Extrait du document:
● ● ●
M. Ziga Faktor est à la tête du bureau bruxellois du think tank tchèque EUROPEUM (Institut pour la Politique européenne). Alors que la présidence tchèque du Conseil de l’Union européenne atteint la moitié de son mandat, nous avons abordé les réussites et lacunes des diplomates tchèques ainsi que les défis qui restent à relever pour les trois prochains moins.
Q1. La présidence tchèque du Conseil de l’UE a débuté le 1e juillet. Pouvez-vous nous rappeler les priorités de Prague et évaluer les réussites des diplomates tchèques à ce stade ?
● ● ●
Tâches à faire:
1) Répondez aux questions suivantes d'après l'entretien sur la présidence tchèque.
(a) Qui dirige le bureau bruxellois d'EUROPEUM ?
(b) Quel autre nom l'entretien donne-t-il au think tank EUROPEUM ?
(c) À quelle date la présidence tchèque du Conseil de l'UE a-t-elle débuté ?
2) Poursuivez l'entretien sur la présidence tchèque à la suite de sa dernière phrase.

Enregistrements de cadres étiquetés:
● ● ●
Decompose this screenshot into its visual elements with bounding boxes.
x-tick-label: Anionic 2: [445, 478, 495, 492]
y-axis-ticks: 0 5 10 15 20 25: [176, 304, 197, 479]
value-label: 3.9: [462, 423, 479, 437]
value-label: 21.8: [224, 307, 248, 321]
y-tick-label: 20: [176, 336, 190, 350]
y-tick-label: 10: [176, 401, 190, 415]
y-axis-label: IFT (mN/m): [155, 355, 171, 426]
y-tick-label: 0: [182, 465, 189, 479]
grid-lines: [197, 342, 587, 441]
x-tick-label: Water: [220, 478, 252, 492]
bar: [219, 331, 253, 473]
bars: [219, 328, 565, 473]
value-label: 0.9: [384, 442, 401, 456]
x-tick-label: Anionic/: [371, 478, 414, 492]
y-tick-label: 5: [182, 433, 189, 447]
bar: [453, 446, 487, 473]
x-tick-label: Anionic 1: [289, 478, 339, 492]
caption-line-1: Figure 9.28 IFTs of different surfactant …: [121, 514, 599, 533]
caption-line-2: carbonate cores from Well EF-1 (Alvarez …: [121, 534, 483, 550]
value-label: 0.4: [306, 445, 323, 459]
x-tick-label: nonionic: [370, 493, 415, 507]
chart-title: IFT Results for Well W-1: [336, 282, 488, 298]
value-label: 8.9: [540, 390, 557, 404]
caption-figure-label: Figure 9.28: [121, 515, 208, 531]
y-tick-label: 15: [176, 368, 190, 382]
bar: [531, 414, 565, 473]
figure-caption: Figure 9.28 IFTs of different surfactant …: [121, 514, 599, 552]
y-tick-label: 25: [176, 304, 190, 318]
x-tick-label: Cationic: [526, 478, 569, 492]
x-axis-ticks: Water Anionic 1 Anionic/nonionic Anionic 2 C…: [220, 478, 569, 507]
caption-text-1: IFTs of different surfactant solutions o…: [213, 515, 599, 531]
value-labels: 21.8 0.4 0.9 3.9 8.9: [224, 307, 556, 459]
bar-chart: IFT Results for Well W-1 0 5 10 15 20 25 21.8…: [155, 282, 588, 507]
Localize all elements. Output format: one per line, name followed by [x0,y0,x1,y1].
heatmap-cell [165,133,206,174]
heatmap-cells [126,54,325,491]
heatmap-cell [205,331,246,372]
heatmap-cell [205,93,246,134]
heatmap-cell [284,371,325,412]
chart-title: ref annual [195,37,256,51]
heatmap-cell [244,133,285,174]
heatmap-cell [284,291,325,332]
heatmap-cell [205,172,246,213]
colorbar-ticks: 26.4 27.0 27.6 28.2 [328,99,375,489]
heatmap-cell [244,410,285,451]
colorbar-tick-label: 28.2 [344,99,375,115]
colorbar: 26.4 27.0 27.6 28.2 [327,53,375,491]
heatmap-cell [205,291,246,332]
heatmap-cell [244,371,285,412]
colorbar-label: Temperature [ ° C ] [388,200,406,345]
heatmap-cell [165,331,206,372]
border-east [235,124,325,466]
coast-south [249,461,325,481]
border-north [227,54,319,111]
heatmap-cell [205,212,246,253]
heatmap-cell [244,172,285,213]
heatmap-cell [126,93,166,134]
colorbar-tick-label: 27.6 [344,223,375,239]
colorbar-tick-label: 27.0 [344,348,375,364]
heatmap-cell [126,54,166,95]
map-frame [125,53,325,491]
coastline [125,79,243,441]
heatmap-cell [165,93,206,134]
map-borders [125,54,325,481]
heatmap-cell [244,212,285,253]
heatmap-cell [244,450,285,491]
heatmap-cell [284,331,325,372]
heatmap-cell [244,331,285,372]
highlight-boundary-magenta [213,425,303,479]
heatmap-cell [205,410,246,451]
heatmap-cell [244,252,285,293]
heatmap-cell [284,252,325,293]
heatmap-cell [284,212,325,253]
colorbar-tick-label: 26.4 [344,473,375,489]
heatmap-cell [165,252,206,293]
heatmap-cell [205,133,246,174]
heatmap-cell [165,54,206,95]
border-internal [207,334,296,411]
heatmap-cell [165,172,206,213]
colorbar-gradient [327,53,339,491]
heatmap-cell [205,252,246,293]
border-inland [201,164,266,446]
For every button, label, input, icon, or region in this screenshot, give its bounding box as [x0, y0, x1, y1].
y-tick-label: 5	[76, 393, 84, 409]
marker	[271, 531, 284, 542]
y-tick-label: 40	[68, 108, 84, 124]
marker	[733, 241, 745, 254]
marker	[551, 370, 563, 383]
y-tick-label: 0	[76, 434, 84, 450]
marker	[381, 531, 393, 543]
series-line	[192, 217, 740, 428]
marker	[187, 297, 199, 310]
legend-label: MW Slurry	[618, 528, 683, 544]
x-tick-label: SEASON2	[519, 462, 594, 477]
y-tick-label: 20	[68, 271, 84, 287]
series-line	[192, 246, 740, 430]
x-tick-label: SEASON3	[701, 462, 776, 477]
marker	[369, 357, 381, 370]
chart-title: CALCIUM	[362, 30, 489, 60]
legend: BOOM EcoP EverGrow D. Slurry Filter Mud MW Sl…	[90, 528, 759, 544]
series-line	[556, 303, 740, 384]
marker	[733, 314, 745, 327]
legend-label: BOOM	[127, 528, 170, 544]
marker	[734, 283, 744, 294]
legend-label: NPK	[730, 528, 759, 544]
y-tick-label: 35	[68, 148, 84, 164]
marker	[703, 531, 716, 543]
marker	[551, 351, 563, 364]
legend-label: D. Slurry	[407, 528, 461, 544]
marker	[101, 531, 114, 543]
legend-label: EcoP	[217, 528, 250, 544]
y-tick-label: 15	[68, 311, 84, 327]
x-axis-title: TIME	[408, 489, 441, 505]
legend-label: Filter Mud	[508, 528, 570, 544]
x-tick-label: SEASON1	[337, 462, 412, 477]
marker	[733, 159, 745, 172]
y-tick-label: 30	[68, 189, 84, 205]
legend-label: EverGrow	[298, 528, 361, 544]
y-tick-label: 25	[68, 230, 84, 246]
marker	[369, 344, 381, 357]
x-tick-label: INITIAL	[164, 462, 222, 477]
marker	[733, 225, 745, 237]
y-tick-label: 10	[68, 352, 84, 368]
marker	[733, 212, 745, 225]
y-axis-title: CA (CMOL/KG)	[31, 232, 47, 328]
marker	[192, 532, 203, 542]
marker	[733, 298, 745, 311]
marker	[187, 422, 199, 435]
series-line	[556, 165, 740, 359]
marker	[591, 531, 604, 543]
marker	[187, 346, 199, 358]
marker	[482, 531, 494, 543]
● ● ●
Réponses de l'exercice:
1)
(a) M. Ziga Faktor.
(b) L'Institut pour la Politique européenne.
(c) Le 1er juillet.

2)
Depuis les premiers jours de la guerre en Ukraine, il est devenu évident que la présidence tchèque traiterait un nombre sans précédent de problèmes et que les priorités de la présidence devraient être rerédigées et concentrées sur le soutien à l’Ukraine et à la gestion des conséquences de la guerre. Les priorités établies précédemment, telles que l’approfondissement du marché intérieur, ont été mise en suspens et remplacées par des questions plus urgentes, comme la sécurité énergétique, le renforcement des capacités de défense de l’UE, ou le soutien à la résilience de l’économie européenne. Les tchèques se préparaient à travailler sur d’autres sujets, comme la continuation du travail mené dans le cadre du paquet « Fit for 55 », les discussions sur le système commun d’asile et de migration ou l’adoption des législations sur les marchés numériques (DMA) et les services numériques (DSA), pour donner suite à la présidence française.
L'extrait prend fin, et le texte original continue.